**Direction:**
In the entries below, find the lines that contain the word "soupe" and copy them.

BEGIN Information shown

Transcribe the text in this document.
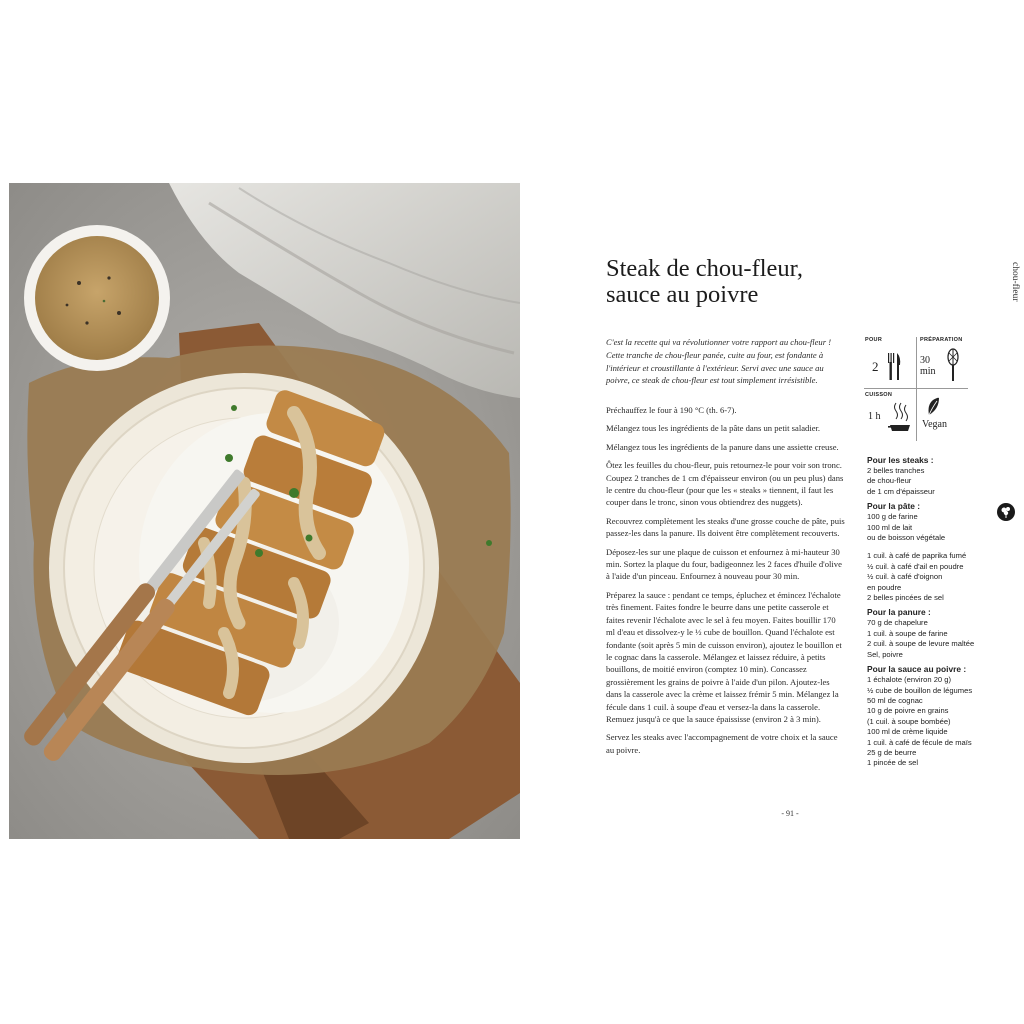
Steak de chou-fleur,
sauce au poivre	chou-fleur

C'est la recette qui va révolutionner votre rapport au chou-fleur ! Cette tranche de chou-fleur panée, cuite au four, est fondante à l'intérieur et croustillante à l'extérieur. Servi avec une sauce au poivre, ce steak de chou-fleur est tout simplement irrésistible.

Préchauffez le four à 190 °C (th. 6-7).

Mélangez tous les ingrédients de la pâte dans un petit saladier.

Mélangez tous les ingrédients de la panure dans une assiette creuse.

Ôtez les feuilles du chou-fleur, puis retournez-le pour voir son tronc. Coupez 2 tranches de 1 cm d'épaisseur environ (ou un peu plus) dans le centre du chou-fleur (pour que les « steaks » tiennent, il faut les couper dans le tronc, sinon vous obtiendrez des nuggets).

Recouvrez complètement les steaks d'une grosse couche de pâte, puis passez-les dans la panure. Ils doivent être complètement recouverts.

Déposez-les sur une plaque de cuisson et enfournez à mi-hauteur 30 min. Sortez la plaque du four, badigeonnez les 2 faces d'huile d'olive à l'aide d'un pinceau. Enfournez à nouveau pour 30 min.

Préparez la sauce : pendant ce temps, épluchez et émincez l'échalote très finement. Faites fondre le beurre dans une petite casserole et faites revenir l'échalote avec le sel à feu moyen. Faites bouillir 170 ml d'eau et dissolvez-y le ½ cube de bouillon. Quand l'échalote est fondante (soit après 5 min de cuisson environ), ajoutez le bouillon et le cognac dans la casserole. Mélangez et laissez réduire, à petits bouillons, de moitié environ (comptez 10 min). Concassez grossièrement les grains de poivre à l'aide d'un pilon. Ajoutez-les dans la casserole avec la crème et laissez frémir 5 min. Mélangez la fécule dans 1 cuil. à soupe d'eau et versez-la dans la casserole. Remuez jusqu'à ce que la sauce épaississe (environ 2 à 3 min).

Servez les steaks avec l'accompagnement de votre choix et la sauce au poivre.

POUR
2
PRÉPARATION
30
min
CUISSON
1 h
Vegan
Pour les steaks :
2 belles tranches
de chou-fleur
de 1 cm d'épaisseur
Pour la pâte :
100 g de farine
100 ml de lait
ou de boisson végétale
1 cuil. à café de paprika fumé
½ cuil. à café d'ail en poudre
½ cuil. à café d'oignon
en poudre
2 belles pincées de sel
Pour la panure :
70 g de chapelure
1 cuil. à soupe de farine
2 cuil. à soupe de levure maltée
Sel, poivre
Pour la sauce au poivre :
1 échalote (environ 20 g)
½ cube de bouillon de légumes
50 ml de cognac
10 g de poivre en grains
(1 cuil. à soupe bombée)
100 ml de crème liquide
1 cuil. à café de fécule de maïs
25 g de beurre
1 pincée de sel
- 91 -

END Information shown
BEGIN Information shown

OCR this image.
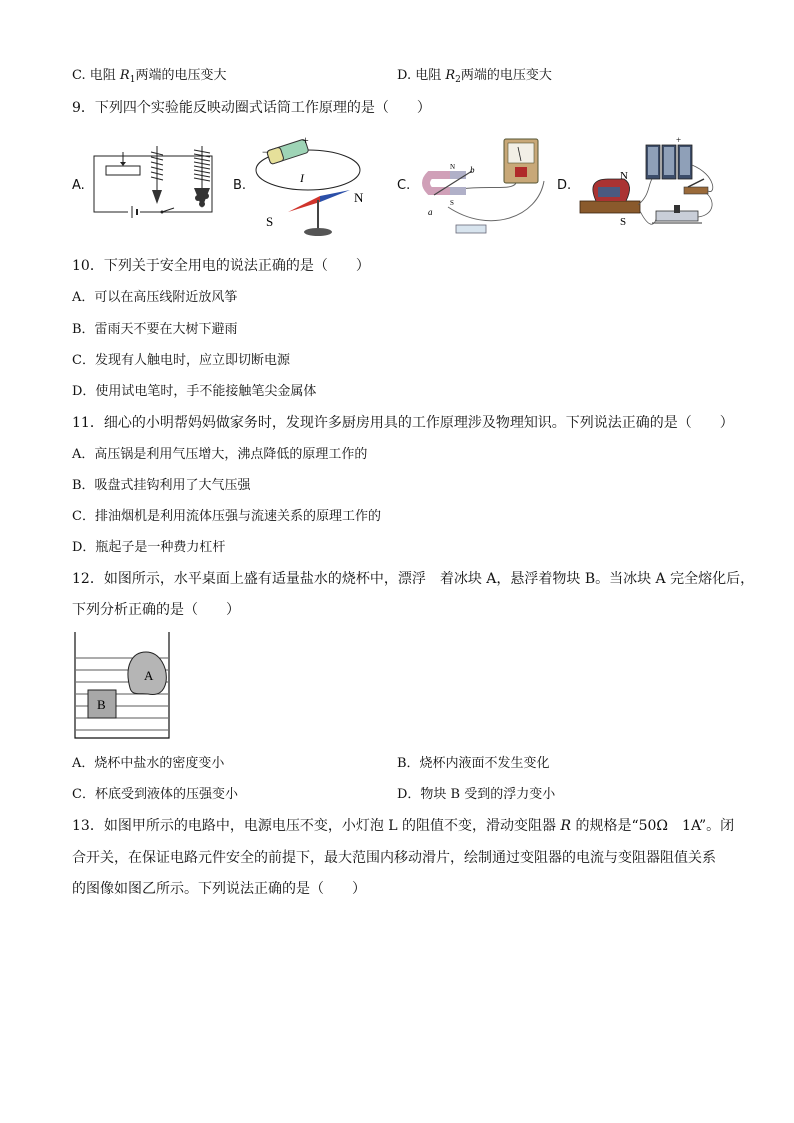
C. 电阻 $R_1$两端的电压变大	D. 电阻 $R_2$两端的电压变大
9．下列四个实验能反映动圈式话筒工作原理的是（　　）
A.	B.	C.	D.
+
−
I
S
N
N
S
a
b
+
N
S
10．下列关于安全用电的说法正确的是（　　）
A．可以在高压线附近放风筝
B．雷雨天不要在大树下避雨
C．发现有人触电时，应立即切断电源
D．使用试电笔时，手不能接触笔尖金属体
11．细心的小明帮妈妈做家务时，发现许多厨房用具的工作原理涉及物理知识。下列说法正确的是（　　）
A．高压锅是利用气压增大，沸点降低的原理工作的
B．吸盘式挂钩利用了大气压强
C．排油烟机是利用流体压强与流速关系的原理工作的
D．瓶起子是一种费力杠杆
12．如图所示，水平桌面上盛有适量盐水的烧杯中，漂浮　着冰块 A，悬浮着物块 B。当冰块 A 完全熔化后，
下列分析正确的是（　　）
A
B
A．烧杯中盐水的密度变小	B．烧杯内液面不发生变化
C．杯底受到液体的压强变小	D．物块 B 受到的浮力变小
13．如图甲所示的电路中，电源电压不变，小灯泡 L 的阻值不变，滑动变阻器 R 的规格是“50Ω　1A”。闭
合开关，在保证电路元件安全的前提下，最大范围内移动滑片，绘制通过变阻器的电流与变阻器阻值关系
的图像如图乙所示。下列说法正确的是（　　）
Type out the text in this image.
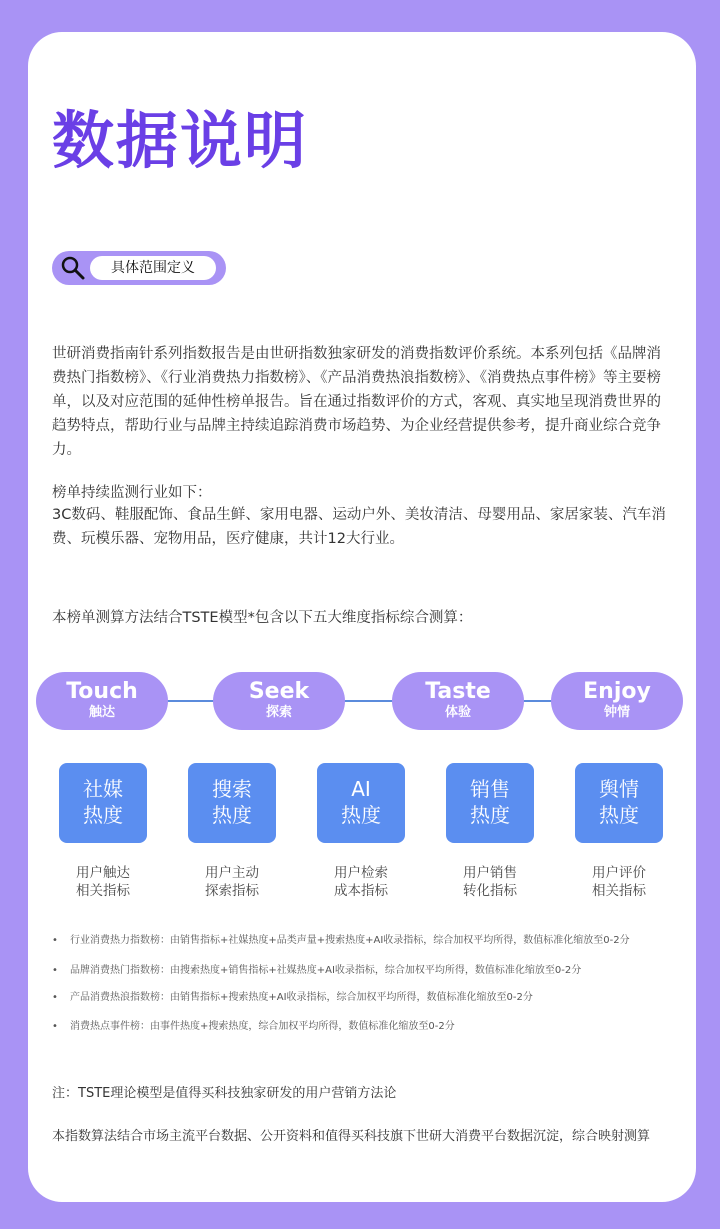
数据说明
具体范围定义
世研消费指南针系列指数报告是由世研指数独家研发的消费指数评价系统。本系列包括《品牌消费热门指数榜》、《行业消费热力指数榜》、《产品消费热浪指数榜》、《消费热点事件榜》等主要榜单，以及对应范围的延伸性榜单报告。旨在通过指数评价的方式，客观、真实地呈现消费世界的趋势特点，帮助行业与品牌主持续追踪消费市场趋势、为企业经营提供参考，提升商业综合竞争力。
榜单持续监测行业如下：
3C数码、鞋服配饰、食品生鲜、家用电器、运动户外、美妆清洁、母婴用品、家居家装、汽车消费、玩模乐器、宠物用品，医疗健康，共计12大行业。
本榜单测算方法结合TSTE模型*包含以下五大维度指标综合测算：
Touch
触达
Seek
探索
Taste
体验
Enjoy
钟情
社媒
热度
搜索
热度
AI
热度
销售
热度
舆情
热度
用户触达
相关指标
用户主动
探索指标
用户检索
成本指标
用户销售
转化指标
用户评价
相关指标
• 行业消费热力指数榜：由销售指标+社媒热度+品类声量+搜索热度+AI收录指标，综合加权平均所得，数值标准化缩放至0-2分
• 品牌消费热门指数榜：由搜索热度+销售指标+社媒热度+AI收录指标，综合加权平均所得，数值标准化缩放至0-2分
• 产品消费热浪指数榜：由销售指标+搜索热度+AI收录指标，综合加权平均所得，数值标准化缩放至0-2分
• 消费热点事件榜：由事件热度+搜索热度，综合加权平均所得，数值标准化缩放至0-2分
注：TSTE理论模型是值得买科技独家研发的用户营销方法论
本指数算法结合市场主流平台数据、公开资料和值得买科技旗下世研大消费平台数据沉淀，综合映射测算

END Information shown

**Expected output:**
Préparez la sauce : pendant ce temps, épluchez et émincez l'échalote très finement. Faites fondre le beurre dans une petite casserole et faites revenir l'échalote avec le sel à feu moyen. Faites bouillir 170 ml d'eau et dissolvez-y le ½ cube de bouillon. Quand l'échalote est fondante (soit après 5 min de cuisson environ), ajoutez le bouillon et le cognac dans la casserole. Mélangez et laissez réduire, à petits bouillons, de moitié environ (comptez 10 min). Concassez grossièrement les grains de poivre à l'aide d'un pilon. Ajoutez-les dans la casserole avec la crème et laissez frémir 5 min. Mélangez la fécule dans 1 cuil. à soupe d'eau et versez-la dans la casserole. Remuez jusqu'à ce que la sauce épaississe (environ 2 à 3 min).
1 cuil. à soupe de farine
2 cuil. à soupe de levure maltée
(1 cuil. à soupe bombée)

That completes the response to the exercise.